* _Task goal_
Your answer should show every line of the material below that includes "Majors".

Given entries section start

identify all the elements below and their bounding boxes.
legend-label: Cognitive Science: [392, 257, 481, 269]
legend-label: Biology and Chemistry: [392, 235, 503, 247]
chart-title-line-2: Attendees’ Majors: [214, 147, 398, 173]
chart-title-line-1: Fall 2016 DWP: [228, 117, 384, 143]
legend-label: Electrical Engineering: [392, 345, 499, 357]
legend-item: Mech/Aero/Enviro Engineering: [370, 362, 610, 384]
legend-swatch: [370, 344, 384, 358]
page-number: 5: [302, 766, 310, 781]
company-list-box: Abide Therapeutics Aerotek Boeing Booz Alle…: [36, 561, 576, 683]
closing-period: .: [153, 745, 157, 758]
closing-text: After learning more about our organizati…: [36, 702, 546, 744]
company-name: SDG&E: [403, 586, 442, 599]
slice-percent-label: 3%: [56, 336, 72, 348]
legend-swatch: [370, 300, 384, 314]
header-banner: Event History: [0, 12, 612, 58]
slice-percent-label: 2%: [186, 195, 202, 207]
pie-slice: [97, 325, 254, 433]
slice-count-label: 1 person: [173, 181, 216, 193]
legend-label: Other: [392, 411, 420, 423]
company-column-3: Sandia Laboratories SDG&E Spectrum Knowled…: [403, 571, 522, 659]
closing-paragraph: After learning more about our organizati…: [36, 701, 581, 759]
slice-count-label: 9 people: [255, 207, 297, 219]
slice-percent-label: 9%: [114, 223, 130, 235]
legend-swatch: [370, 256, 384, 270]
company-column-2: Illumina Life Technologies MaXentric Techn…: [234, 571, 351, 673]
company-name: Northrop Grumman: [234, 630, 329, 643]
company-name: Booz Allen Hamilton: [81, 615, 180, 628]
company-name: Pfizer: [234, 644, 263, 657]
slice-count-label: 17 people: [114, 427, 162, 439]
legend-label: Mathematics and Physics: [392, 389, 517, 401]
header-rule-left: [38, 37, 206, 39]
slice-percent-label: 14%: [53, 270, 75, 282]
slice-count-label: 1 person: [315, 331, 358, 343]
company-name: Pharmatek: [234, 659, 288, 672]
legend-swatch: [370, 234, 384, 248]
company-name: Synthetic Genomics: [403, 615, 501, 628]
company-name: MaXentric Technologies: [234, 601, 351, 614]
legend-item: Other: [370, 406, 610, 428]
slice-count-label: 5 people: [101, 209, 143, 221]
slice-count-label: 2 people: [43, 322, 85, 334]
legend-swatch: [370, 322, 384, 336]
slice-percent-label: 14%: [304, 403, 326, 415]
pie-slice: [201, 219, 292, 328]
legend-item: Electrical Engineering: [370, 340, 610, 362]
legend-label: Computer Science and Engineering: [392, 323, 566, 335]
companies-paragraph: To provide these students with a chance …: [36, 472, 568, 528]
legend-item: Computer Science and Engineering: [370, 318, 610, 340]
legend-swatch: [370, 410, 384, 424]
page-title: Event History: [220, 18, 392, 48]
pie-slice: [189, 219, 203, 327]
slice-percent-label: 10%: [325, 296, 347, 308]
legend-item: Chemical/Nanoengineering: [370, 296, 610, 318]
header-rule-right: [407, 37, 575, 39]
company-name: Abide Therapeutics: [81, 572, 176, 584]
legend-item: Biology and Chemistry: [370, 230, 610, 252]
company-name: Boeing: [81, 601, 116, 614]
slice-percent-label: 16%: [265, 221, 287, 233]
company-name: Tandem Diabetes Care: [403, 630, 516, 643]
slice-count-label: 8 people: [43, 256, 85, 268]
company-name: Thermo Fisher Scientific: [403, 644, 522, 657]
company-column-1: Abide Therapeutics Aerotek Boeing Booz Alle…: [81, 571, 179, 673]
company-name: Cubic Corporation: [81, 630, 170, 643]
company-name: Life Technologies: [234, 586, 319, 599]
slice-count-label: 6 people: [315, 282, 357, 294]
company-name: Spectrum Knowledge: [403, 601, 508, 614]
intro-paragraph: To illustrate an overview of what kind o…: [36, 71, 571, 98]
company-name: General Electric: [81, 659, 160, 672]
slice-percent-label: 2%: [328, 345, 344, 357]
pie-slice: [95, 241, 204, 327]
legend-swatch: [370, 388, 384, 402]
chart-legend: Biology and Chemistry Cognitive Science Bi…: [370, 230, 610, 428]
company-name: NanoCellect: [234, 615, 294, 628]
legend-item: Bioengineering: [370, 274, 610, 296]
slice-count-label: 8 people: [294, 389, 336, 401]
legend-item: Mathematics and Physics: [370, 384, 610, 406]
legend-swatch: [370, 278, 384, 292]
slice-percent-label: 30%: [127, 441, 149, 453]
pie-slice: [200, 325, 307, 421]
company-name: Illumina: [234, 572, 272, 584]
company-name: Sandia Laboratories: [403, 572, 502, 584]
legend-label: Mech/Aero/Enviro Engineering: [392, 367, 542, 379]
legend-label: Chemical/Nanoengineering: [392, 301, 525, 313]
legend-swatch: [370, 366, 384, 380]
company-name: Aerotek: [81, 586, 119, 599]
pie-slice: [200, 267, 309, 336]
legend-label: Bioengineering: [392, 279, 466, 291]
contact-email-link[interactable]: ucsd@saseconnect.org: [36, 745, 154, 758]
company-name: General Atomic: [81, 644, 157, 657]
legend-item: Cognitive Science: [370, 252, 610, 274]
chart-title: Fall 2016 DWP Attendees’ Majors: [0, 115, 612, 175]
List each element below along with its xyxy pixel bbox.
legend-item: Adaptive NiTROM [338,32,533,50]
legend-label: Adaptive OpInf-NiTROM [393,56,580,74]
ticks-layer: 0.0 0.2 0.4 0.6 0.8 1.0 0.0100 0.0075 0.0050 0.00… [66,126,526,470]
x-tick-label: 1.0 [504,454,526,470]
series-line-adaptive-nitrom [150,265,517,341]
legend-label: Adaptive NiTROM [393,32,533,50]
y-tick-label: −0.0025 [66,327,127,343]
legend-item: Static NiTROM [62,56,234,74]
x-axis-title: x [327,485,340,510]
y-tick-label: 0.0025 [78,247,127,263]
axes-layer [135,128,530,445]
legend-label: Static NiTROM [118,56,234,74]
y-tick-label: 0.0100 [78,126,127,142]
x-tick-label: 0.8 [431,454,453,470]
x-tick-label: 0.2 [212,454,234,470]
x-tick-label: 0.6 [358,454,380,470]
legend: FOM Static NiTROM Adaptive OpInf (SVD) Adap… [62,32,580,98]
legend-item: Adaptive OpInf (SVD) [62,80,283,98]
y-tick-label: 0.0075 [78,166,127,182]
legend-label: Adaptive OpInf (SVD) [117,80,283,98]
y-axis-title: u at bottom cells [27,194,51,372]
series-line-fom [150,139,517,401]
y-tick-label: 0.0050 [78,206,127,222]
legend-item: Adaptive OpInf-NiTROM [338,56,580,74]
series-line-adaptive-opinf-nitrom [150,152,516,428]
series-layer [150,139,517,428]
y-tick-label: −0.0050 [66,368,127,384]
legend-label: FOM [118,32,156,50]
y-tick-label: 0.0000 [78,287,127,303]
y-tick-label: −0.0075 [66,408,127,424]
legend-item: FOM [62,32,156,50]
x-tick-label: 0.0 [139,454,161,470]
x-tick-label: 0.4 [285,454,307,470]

Given entries section end
Given entries section start

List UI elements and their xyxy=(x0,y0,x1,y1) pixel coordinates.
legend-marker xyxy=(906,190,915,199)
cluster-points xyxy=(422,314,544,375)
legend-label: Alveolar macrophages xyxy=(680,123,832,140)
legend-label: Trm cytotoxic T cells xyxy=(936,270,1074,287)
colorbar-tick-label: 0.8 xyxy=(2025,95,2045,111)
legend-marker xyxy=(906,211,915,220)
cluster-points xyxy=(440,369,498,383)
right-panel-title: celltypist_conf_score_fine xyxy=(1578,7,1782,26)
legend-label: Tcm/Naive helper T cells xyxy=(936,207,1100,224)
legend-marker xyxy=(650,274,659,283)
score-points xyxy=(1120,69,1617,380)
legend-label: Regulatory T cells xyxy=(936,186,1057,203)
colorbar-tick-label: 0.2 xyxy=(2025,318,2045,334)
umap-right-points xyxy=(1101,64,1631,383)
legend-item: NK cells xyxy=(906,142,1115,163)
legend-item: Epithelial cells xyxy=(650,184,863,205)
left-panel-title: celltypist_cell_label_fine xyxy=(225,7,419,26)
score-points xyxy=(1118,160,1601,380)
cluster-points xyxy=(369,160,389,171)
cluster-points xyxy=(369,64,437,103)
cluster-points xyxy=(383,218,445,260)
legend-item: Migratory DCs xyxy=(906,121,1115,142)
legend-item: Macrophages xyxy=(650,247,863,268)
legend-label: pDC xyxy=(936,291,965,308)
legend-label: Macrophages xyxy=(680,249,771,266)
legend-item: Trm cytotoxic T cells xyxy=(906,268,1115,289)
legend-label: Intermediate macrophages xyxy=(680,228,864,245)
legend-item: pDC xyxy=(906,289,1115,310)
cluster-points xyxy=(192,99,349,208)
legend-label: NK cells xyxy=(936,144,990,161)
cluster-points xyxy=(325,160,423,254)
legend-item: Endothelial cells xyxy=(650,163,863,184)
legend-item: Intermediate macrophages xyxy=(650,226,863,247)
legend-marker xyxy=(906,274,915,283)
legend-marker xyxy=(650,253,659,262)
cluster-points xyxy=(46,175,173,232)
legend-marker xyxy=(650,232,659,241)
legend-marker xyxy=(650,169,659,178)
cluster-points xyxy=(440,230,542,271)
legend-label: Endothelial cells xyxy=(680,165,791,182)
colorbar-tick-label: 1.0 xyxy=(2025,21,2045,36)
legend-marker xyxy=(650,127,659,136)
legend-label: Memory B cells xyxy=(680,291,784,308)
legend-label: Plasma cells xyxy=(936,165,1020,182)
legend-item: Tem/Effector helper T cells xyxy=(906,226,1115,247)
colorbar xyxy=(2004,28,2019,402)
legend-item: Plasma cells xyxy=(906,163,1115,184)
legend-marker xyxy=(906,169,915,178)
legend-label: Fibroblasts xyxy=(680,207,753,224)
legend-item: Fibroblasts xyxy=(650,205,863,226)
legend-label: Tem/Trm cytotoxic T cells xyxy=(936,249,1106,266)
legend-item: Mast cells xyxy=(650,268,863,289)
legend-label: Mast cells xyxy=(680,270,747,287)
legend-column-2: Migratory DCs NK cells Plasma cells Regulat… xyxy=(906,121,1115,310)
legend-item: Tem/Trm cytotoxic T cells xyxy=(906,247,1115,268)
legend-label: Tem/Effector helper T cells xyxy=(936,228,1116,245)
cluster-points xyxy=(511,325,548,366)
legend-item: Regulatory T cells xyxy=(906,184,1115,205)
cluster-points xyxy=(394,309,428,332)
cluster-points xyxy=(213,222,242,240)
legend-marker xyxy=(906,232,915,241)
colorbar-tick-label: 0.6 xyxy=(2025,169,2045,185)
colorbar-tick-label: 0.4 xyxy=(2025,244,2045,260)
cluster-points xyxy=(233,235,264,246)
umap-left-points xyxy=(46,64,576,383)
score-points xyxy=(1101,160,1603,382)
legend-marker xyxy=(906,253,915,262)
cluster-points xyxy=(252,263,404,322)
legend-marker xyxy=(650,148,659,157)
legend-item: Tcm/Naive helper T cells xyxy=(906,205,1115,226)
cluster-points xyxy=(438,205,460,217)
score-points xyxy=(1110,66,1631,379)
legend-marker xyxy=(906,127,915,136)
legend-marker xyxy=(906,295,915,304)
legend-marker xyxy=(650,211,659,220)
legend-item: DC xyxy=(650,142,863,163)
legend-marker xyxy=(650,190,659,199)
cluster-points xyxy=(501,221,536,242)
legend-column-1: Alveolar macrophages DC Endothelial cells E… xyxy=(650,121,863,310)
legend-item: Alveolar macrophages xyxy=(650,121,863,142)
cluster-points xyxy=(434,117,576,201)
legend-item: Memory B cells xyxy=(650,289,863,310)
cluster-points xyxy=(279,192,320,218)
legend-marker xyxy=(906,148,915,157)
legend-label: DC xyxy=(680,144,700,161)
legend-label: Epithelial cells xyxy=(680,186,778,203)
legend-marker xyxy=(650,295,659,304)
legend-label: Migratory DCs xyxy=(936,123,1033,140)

Given entries section end
Given entries section start

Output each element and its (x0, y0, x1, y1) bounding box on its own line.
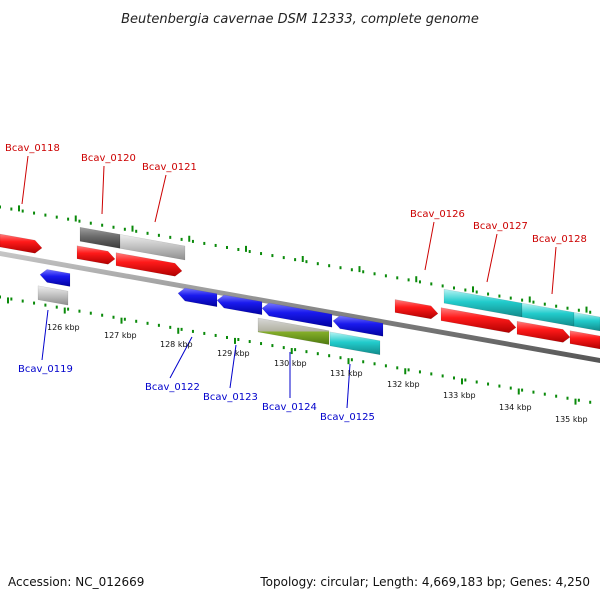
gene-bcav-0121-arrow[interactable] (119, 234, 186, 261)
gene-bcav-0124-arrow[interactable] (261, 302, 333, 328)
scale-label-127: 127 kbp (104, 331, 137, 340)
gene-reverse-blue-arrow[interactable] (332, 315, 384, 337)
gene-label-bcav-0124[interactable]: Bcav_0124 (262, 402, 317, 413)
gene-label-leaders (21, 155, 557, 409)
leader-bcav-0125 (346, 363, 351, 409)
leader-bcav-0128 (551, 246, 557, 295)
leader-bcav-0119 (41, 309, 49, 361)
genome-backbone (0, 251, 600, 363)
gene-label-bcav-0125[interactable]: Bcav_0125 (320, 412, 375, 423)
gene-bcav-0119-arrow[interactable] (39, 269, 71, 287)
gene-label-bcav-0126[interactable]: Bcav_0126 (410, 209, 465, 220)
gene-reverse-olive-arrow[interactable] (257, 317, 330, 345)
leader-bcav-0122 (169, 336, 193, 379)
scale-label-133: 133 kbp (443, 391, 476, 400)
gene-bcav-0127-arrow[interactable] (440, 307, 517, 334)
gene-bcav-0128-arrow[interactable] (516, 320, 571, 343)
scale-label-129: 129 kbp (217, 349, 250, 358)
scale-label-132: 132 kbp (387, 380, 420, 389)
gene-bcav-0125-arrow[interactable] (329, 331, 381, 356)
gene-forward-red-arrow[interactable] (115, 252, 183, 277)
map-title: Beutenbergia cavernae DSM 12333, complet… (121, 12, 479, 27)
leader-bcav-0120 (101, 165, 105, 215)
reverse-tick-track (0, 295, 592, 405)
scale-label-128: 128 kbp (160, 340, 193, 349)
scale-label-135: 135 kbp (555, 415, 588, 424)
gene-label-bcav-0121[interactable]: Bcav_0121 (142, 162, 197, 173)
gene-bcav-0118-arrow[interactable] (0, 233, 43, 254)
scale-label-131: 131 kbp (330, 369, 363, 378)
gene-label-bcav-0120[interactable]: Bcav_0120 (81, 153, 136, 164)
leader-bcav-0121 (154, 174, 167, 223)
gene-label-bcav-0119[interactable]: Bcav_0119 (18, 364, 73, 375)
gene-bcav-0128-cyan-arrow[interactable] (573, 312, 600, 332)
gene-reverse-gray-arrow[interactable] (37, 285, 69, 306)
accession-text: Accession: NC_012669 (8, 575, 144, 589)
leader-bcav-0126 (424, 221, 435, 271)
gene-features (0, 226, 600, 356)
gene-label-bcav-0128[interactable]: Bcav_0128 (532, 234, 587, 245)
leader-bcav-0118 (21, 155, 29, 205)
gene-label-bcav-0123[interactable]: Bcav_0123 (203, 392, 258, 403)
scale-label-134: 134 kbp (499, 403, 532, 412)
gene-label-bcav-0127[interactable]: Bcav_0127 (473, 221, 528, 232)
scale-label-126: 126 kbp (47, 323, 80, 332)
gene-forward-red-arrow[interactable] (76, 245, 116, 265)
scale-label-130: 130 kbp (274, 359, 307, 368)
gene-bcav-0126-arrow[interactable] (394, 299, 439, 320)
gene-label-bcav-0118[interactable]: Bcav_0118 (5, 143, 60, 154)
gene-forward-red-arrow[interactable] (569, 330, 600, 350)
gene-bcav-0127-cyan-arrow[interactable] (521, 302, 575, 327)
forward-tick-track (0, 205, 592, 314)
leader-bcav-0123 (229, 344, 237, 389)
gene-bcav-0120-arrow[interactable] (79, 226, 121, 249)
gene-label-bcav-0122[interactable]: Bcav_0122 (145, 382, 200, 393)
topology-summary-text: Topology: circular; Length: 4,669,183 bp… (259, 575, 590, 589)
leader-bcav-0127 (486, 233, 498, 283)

Given entries section end

* _Completed exercise_
chart-title-line-2: Attendees’ Majors: [214, 147, 398, 173]
chart-title: Fall 2016 DWP Attendees’ Majors: [0, 115, 612, 175]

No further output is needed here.